Collected data entries:
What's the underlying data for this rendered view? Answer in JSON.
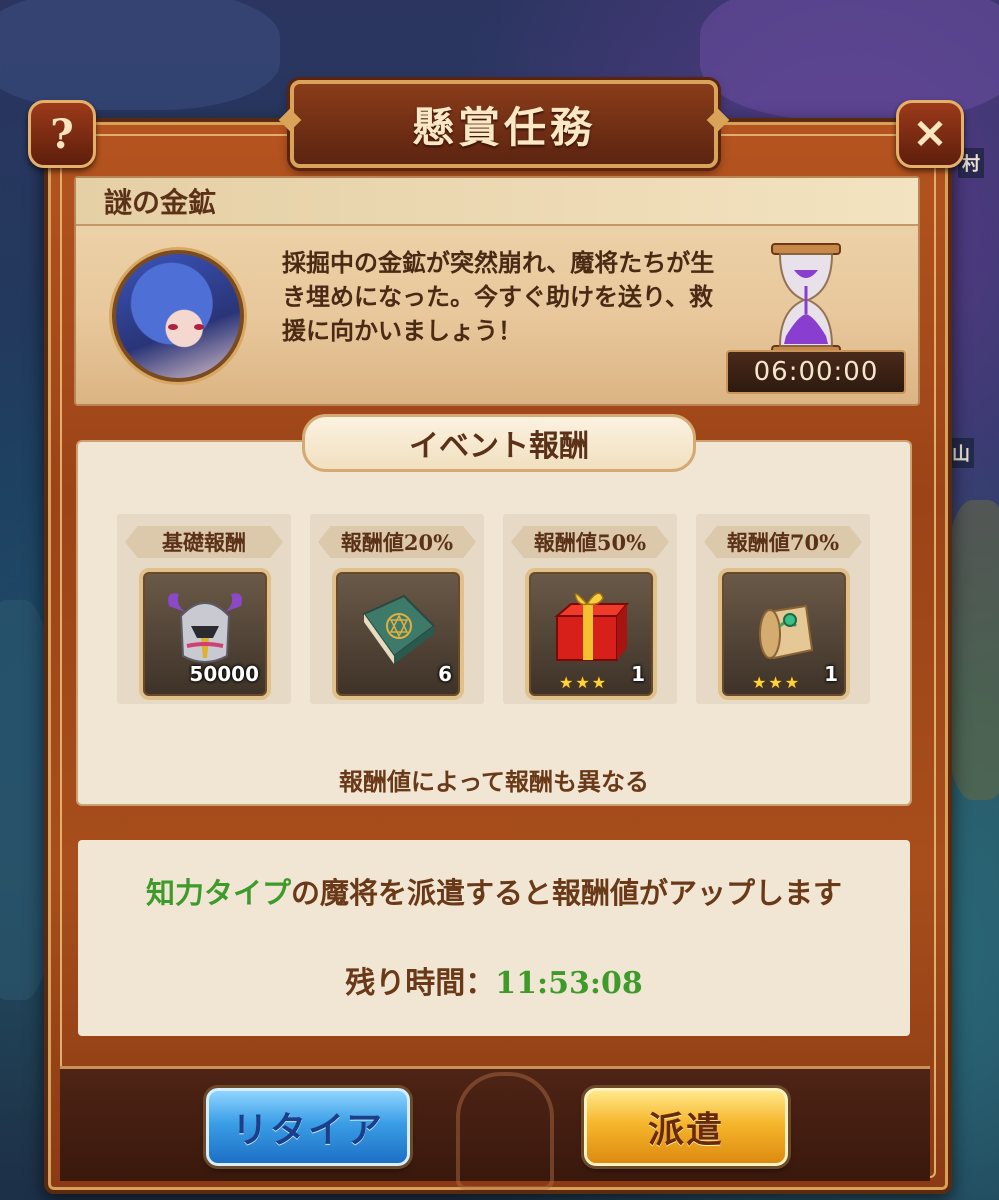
{
  "dialog": {
    "title": "懸賞任務",
    "help_icon": "?",
    "close_icon": "✕"
  },
  "map_labels": [
    "村",
    "山"
  ],
  "mission": {
    "name": "謎の金鉱",
    "description": "採掘中の金鉱が突然崩れ、魔将たちが生き埋めになった。今すぐ助けを送り、救援に向かいましょう！",
    "duration": "06:00:00",
    "hourglass_icon": "hourglass-icon"
  },
  "rewards": {
    "title": "イベント報酬",
    "items": [
      {
        "tag": "基礎報酬",
        "icon": "helmet-icon",
        "qty": "50000",
        "stars": ""
      },
      {
        "tag": "報酬値20%",
        "icon": "book-icon",
        "qty": "6",
        "stars": ""
      },
      {
        "tag": "報酬値50%",
        "icon": "gift-box-icon",
        "qty": "1",
        "stars": "★★★"
      },
      {
        "tag": "報酬値70%",
        "icon": "scroll-icon",
        "qty": "1",
        "stars": "★★★"
      }
    ],
    "note": "報酬値によって報酬も異なる"
  },
  "dispatch": {
    "hint_highlight": "知力タイプ",
    "hint_rest": "の魔将を派遣すると報酬値がアップします",
    "time_label": "残り時間：",
    "time_value": "11:53:08"
  },
  "buttons": {
    "retire": "リタイア",
    "dispatch": "派遣"
  },
  "colors": {
    "highlight_green": "#3e9a2a",
    "text_brown": "#6a3a18",
    "frame_orange": "#b5541f"
  }
}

= YOUR OBJECTIVE =
Go through the listing above and write it out again exactly, dropping the pictures.

= FULL RESPONSE =
What's the underlying data for this rendered view? Answer in JSON.
{
  "dialog": {
    "title": "懸賞任務",
    "help_icon": "?",
    "close_icon": "✕"
  },
  "map_labels": [
    "村",
    "山"
  ],
  "mission": {
    "name": "謎の金鉱",
    "description": "採掘中の金鉱が突然崩れ、魔将たちが生き埋めになった。今すぐ助けを送り、救援に向かいましょう！",
    "duration": "06:00:00",
    "hourglass_icon": "hourglass-icon"
  },
  "rewards": {
    "title": "イベント報酬",
    "items": [
      {
        "tag": "基礎報酬",
        "icon": "helmet-icon",
        "qty": "50000",
        "stars": ""
      },
      {
        "tag": "報酬値20%",
        "icon": "book-icon",
        "qty": "6",
        "stars": ""
      },
      {
        "tag": "報酬値50%",
        "icon": "gift-box-icon",
        "qty": "1",
        "stars": "★★★"
      },
      {
        "tag": "報酬値70%",
        "icon": "scroll-icon",
        "qty": "1",
        "stars": "★★★"
      }
    ],
    "note": "報酬値によって報酬も異なる"
  },
  "dispatch": {
    "hint_highlight": "知力タイプ",
    "hint_rest": "の魔将を派遣すると報酬値がアップします",
    "time_label": "残り時間：",
    "time_value": "11:53:08"
  },
  "buttons": {
    "retire": "リタイア",
    "dispatch": "派遣"
  },
  "colors": {
    "highlight_green": "#3e9a2a",
    "text_brown": "#6a3a18",
    "frame_orange": "#b5541f"
  }
}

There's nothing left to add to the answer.